-- Start Data lines --
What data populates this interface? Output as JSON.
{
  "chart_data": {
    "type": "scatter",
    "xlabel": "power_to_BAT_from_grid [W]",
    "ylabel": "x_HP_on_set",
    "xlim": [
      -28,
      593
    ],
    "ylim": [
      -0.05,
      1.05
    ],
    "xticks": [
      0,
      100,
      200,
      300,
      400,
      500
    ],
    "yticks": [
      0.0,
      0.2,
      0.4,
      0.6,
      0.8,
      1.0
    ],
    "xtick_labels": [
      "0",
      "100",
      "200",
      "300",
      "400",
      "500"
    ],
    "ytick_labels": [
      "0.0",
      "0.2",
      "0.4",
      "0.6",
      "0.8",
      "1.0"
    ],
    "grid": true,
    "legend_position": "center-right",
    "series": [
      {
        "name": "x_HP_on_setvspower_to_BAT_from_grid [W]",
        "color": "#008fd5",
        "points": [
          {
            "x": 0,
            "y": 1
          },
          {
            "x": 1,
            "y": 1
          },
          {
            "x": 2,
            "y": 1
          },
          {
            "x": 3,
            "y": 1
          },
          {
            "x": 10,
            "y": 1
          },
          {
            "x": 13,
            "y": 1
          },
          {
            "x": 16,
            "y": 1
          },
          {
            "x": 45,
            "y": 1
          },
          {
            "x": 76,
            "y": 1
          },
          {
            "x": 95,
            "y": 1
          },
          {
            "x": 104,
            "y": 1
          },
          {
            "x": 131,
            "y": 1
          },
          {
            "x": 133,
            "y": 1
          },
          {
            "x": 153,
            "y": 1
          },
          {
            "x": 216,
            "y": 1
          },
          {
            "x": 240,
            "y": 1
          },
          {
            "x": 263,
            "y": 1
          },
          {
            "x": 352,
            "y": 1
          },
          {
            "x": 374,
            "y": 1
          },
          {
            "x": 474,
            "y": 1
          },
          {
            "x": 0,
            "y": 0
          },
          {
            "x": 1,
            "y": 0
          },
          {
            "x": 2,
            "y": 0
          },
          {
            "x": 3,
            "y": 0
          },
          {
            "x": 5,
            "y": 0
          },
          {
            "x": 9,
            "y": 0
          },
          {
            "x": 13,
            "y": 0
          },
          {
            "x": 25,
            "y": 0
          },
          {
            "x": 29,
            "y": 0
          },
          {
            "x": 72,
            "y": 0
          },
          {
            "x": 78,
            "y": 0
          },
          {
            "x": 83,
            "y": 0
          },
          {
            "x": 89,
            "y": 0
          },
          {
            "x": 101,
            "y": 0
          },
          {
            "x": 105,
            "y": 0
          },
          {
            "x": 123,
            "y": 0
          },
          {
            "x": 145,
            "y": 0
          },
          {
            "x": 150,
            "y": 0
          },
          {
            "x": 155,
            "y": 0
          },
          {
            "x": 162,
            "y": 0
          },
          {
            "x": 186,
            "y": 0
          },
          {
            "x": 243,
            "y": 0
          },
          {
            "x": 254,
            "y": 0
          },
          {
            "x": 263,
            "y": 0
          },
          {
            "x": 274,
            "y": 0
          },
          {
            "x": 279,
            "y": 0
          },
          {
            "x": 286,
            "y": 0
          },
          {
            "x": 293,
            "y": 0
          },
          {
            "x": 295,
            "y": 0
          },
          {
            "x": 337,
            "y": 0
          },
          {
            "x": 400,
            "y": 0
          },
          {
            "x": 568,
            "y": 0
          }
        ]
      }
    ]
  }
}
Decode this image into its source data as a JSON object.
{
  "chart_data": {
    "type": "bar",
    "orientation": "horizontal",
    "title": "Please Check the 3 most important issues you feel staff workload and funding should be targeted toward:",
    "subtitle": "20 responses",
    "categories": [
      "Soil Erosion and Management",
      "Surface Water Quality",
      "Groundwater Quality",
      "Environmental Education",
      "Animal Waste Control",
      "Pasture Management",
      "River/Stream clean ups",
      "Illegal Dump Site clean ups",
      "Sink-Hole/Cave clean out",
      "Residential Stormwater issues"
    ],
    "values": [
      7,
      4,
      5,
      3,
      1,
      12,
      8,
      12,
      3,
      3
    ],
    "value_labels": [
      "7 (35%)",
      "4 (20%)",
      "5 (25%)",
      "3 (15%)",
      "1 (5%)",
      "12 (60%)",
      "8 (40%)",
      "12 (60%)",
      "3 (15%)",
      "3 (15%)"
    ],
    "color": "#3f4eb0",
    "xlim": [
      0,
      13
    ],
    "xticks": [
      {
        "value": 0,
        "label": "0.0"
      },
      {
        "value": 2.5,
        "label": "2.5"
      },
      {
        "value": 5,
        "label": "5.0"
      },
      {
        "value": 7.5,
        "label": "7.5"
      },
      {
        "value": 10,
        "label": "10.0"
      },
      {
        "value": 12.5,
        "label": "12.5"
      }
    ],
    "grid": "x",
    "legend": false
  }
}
-- End Data lines --
## Required work
Every record should be repeated exactly; please leave none out.

## Correct response
What data populates this interface? Output as JSON.
{
  "chart_data": {
    "type": "scatter",
    "xlabel": "power_to_BAT_from_grid [W]",
    "ylabel": "x_HP_on_set",
    "xlim": [
      -28,
      593
    ],
    "ylim": [
      -0.05,
      1.05
    ],
    "xticks": [
      0,
      100,
      200,
      300,
      400,
      500
    ],
    "yticks": [
      0.0,
      0.2,
      0.4,
      0.6,
      0.8,
      1.0
    ],
    "xtick_labels": [
      "0",
      "100",
      "200",
      "300",
      "400",
      "500"
    ],
    "ytick_labels": [
      "0.0",
      "0.2",
      "0.4",
      "0.6",
      "0.8",
      "1.0"
    ],
    "grid": true,
    "legend_position": "center-right",
    "series": [
      {
        "name": "x_HP_on_setvspower_to_BAT_from_grid [W]",
        "color": "#008fd5",
        "points": [
          {
            "x": 0,
            "y": 1
          },
          {
            "x": 1,
            "y": 1
          },
          {
            "x": 2,
            "y": 1
          },
          {
            "x": 3,
            "y": 1
          },
          {
            "x": 10,
            "y": 1
          },
          {
            "x": 13,
            "y": 1
          },
          {
            "x": 16,
            "y": 1
          },
          {
            "x": 45,
            "y": 1
          },
          {
            "x": 76,
            "y": 1
          },
          {
            "x": 95,
            "y": 1
          },
          {
            "x": 104,
            "y": 1
          },
          {
            "x": 131,
            "y": 1
          },
          {
            "x": 133,
            "y": 1
          },
          {
            "x": 153,
            "y": 1
          },
          {
            "x": 216,
            "y": 1
          },
          {
            "x": 240,
            "y": 1
          },
          {
            "x": 263,
            "y": 1
          },
          {
            "x": 352,
            "y": 1
          },
          {
            "x": 374,
            "y": 1
          },
          {
            "x": 474,
            "y": 1
          },
          {
            "x": 0,
            "y": 0
          },
          {
            "x": 1,
            "y": 0
          },
          {
            "x": 2,
            "y": 0
          },
          {
            "x": 3,
            "y": 0
          },
          {
            "x": 5,
            "y": 0
          },
          {
            "x": 9,
            "y": 0
          },
          {
            "x": 13,
            "y": 0
          },
          {
            "x": 25,
            "y": 0
          },
          {
            "x": 29,
            "y": 0
          },
          {
            "x": 72,
            "y": 0
          },
          {
            "x": 78,
            "y": 0
          },
          {
            "x": 83,
            "y": 0
          },
          {
            "x": 89,
            "y": 0
          },
          {
            "x": 101,
            "y": 0
          },
          {
            "x": 105,
            "y": 0
          },
          {
            "x": 123,
            "y": 0
          },
          {
            "x": 145,
            "y": 0
          },
          {
            "x": 150,
            "y": 0
          },
          {
            "x": 155,
            "y": 0
          },
          {
            "x": 162,
            "y": 0
          },
          {
            "x": 186,
            "y": 0
          },
          {
            "x": 243,
            "y": 0
          },
          {
            "x": 254,
            "y": 0
          },
          {
            "x": 263,
            "y": 0
          },
          {
            "x": 274,
            "y": 0
          },
          {
            "x": 279,
            "y": 0
          },
          {
            "x": 286,
            "y": 0
          },
          {
            "x": 293,
            "y": 0
          },
          {
            "x": 295,
            "y": 0
          },
          {
            "x": 337,
            "y": 0
          },
          {
            "x": 400,
            "y": 0
          },
          {
            "x": 568,
            "y": 0
          }
        ]
      }
    ]
  }
}
Decode this image into its source data as a JSON object.
{
  "chart_data": {
    "type": "bar",
    "orientation": "horizontal",
    "title": "Please Check the 3 most important issues you feel staff workload and funding should be targeted toward:",
    "subtitle": "20 responses",
    "categories": [
      "Soil Erosion and Management",
      "Surface Water Quality",
      "Groundwater Quality",
      "Environmental Education",
      "Animal Waste Control",
      "Pasture Management",
      "River/Stream clean ups",
      "Illegal Dump Site clean ups",
      "Sink-Hole/Cave clean out",
      "Residential Stormwater issues"
    ],
    "values": [
      7,
      4,
      5,
      3,
      1,
      12,
      8,
      12,
      3,
      3
    ],
    "value_labels": [
      "7 (35%)",
      "4 (20%)",
      "5 (25%)",
      "3 (15%)",
      "1 (5%)",
      "12 (60%)",
      "8 (40%)",
      "12 (60%)",
      "3 (15%)",
      "3 (15%)"
    ],
    "color": "#3f4eb0",
    "xlim": [
      0,
      13
    ],
    "xticks": [
      {
        "value": 0,
        "label": "0.0"
      },
      {
        "value": 2.5,
        "label": "2.5"
      },
      {
        "value": 5,
        "label": "5.0"
      },
      {
        "value": 7.5,
        "label": "7.5"
      },
      {
        "value": 10,
        "label": "10.0"
      },
      {
        "value": 12.5,
        "label": "12.5"
      }
    ],
    "grid": "x",
    "legend": false
  }
}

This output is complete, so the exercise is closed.